Output every record word for word.
>> Begin
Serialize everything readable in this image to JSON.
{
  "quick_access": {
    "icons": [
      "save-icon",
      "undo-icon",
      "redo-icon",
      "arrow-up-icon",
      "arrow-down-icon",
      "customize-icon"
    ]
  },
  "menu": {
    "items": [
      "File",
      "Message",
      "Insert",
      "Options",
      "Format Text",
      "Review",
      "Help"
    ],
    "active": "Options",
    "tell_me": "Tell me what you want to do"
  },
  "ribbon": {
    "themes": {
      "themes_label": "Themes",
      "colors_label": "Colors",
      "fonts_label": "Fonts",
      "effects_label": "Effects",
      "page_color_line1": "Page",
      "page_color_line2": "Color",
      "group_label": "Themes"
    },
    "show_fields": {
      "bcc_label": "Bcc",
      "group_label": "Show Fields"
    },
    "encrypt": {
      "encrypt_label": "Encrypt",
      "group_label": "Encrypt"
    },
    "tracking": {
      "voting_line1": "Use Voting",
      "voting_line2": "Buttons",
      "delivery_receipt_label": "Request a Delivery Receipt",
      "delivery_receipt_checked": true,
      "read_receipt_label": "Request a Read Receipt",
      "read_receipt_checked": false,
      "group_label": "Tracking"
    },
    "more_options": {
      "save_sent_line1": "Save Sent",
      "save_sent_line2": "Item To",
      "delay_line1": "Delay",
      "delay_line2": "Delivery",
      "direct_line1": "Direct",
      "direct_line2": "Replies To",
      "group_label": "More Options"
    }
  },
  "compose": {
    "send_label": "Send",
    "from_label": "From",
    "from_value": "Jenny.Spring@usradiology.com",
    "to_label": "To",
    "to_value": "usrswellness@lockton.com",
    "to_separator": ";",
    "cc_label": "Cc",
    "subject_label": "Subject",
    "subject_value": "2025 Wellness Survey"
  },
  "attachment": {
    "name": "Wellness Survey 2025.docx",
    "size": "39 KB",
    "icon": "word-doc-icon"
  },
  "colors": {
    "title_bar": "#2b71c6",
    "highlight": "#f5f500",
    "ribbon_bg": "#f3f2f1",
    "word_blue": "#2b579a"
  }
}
>> End
### Expected answer:
Serialize everything readable in this image to JSON.
{
  "quick_access": {
    "icons": [
      "save-icon",
      "undo-icon",
      "redo-icon",
      "arrow-up-icon",
      "arrow-down-icon",
      "customize-icon"
    ]
  },
  "menu": {
    "items": [
      "File",
      "Message",
      "Insert",
      "Options",
      "Format Text",
      "Review",
      "Help"
    ],
    "active": "Options",
    "tell_me": "Tell me what you want to do"
  },
  "ribbon": {
    "themes": {
      "themes_label": "Themes",
      "colors_label": "Colors",
      "fonts_label": "Fonts",
      "effects_label": "Effects",
      "page_color_line1": "Page",
      "page_color_line2": "Color",
      "group_label": "Themes"
    },
    "show_fields": {
      "bcc_label": "Bcc",
      "group_label": "Show Fields"
    },
    "encrypt": {
      "encrypt_label": "Encrypt",
      "group_label": "Encrypt"
    },
    "tracking": {
      "voting_line1": "Use Voting",
      "voting_line2": "Buttons",
      "delivery_receipt_label": "Request a Delivery Receipt",
      "delivery_receipt_checked": true,
      "read_receipt_label": "Request a Read Receipt",
      "read_receipt_checked": false,
      "group_label": "Tracking"
    },
    "more_options": {
      "save_sent_line1": "Save Sent",
      "save_sent_line2": "Item To",
      "delay_line1": "Delay",
      "delay_line2": "Delivery",
      "direct_line1": "Direct",
      "direct_line2": "Replies To",
      "group_label": "More Options"
    }
  },
  "compose": {
    "send_label": "Send",
    "from_label": "From",
    "from_value": "Jenny.Spring@usradiology.com",
    "to_label": "To",
    "to_value": "usrswellness@lockton.com",
    "to_separator": ";",
    "cc_label": "Cc",
    "subject_label": "Subject",
    "subject_value": "2025 Wellness Survey"
  },
  "attachment": {
    "name": "Wellness Survey 2025.docx",
    "size": "39 KB",
    "icon": "word-doc-icon"
  },
  "colors": {
    "title_bar": "#2b71c6",
    "highlight": "#f5f500",
    "ribbon_bg": "#f3f2f1",
    "word_blue": "#2b579a"
  }
}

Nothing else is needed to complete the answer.